(Collected data)
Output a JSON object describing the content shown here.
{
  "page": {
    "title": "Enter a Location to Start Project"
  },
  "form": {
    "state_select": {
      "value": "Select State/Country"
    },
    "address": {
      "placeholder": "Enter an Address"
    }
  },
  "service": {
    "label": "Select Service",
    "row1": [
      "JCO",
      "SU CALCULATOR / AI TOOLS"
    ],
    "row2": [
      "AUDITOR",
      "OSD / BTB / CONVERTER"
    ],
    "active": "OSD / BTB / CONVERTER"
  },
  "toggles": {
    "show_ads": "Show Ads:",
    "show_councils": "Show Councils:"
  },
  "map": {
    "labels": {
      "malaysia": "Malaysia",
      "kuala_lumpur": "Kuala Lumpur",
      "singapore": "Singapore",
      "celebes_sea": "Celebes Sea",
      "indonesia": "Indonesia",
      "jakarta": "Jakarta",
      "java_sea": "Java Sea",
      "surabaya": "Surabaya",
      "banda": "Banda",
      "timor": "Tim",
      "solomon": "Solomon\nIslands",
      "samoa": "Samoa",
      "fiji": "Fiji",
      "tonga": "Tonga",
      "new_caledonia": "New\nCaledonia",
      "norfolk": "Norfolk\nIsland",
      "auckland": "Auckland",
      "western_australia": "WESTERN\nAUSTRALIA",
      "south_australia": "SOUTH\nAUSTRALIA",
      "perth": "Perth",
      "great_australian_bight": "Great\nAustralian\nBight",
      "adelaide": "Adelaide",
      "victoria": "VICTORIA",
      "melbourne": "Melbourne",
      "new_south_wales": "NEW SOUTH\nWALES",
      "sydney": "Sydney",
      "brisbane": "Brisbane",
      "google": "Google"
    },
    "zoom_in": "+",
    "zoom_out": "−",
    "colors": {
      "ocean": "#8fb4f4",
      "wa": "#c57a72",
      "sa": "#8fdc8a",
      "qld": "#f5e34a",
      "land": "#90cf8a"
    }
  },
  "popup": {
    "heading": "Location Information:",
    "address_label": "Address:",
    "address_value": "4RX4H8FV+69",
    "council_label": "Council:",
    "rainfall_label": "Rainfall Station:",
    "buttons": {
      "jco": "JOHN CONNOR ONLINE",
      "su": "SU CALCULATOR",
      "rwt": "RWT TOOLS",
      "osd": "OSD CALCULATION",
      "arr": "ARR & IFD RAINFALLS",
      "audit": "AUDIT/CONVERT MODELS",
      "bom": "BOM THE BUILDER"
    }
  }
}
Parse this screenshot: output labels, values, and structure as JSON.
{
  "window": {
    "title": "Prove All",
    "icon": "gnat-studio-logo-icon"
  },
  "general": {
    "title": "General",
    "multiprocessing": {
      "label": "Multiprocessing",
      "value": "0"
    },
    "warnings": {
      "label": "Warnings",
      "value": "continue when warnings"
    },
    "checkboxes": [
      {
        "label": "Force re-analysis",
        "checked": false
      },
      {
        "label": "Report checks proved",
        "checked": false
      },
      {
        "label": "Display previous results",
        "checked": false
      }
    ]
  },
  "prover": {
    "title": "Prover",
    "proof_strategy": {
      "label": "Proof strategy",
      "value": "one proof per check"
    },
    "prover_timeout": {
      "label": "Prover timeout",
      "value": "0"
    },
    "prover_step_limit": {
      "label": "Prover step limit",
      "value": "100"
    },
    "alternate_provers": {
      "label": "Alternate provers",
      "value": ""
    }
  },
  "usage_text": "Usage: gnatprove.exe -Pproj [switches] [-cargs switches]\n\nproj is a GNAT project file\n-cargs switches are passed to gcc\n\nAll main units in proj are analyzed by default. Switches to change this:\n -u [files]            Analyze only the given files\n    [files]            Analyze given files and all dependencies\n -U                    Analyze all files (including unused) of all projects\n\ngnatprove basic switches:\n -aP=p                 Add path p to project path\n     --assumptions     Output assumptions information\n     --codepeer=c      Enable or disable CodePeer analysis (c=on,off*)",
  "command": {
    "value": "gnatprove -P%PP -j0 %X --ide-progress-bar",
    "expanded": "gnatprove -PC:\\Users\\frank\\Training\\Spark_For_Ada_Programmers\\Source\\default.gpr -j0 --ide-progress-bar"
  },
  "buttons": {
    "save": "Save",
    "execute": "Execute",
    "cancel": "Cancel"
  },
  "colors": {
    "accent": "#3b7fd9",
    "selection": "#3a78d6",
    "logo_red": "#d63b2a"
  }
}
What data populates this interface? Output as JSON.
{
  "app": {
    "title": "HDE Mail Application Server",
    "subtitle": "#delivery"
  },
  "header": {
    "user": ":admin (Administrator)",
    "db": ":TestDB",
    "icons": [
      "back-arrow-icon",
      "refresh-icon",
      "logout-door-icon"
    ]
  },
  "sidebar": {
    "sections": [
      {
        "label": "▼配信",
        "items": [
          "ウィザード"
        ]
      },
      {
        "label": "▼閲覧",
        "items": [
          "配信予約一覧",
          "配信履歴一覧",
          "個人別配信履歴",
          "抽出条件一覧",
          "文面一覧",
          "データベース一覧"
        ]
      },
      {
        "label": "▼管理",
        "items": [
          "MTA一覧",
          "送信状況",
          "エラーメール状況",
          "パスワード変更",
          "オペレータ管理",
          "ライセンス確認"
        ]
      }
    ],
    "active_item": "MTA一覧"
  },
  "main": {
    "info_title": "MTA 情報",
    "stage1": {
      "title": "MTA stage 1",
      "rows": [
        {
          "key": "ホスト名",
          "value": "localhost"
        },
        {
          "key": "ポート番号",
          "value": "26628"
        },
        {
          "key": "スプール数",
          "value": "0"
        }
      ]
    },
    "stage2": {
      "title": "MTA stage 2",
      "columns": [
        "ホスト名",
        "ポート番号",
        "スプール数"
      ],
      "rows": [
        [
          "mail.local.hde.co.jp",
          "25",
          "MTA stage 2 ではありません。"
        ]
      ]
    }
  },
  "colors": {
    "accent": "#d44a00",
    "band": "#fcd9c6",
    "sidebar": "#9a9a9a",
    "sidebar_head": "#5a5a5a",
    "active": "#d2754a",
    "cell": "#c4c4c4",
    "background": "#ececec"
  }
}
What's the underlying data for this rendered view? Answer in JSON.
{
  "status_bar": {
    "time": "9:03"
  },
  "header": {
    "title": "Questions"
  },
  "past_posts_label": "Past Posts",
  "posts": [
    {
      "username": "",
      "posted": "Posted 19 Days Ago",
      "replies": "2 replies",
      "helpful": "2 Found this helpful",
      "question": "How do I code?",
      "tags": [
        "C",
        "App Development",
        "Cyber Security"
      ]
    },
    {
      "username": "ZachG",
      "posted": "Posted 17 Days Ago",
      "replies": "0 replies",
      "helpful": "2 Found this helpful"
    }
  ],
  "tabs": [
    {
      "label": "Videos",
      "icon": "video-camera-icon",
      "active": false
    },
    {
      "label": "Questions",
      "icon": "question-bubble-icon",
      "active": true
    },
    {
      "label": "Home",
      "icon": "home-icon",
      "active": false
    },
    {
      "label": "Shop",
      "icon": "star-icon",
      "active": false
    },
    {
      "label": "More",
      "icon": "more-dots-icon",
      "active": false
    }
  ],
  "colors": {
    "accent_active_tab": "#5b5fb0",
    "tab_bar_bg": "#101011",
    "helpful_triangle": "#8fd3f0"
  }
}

** To be done **
Using the listing above, list every line in which the string "CALCULATOR" occurs.

** Task solution **
      "SU CALCULATOR / AI TOOLS"
      "su": "SU CALCULATOR",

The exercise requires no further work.